== Records for the exercise

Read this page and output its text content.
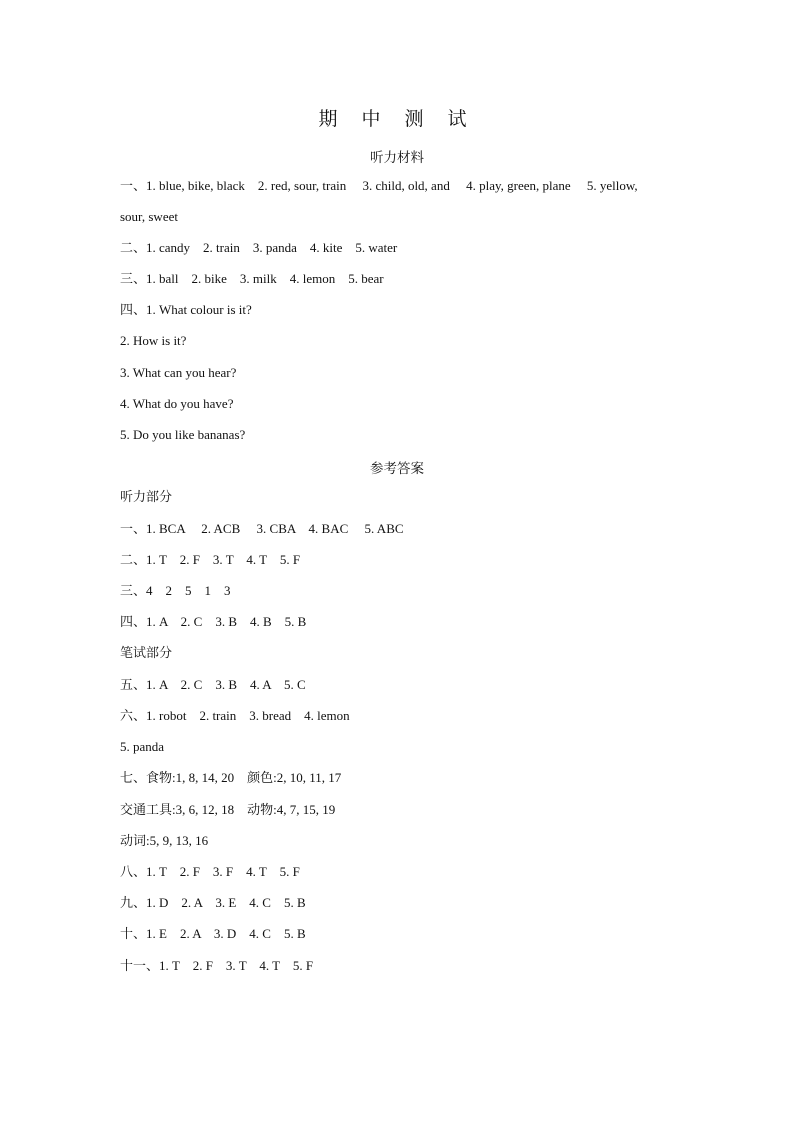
期 中 测 试
听力材料
一、1. blue, bike, black    2. red, sour, train     3. child, old, and     4. play, green, plane     5. yellow,
sour, sweet
二、1. candy    2. train    3. panda    4. kite    5. water
三、1. ball    2. bike    3. milk    4. lemon    5. bear
四、1. What colour is it?
2. How is it?
3. What can you hear?
4. What do you have?
5. Do you like bananas?
参考答案
听力部分
一、1. BCA     2. ACB     3. CBA    4. BAC     5. ABC
二、1. T    2. F    3. T    4. T    5. F
三、4    2    5    1    3
四、1. A    2. C    3. B    4. B    5. B
笔试部分
五、1. A    2. C    3. B    4. A    5. C
六、1. robot    2. train    3. bread    4. lemon
5. panda
七、食物:1, 8, 14, 20    颜色:2, 10, 11, 17
交通工具:3, 6, 12, 18    动物:4, 7, 15, 19
动词:5, 9, 13, 16
八、1. T    2. F    3. F    4. T    5. F
九、1. D    2. A    3. E    4. C    5. B
十、1. E    2. A    3. D    4. C    5. B
十一、1. T    2. F    3. T    4. T    5. F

====

● **Requirement**
Copy out each line exactly, without the pictures.

● **The completed task**
Read this page and output its text content.
期 中 测 试
听力材料
一、1. blue, bike, black    2. red, sour, train     3. child, old, and     4. play, green, plane     5. yellow,
sour, sweet
二、1. candy    2. train    3. panda    4. kite    5. water
三、1. ball    2. bike    3. milk    4. lemon    5. bear
四、1. What colour is it?
2. How is it?
3. What can you hear?
4. What do you have?
5. Do you like bananas?
参考答案
听力部分
一、1. BCA     2. ACB     3. CBA    4. BAC     5. ABC
二、1. T    2. F    3. T    4. T    5. F
三、4    2    5    1    3
四、1. A    2. C    3. B    4. B    5. B
笔试部分
五、1. A    2. C    3. B    4. A    5. C
六、1. robot    2. train    3. bread    4. lemon
5. panda
七、食物:1, 8, 14, 20    颜色:2, 10, 11, 17
交通工具:3, 6, 12, 18    动物:4, 7, 15, 19
动词:5, 9, 13, 16
八、1. T    2. F    3. F    4. T    5. F
九、1. D    2. A    3. E    4. C    5. B
十、1. E    2. A    3. D    4. C    5. B
十一、1. T    2. F    3. T    4. T    5. F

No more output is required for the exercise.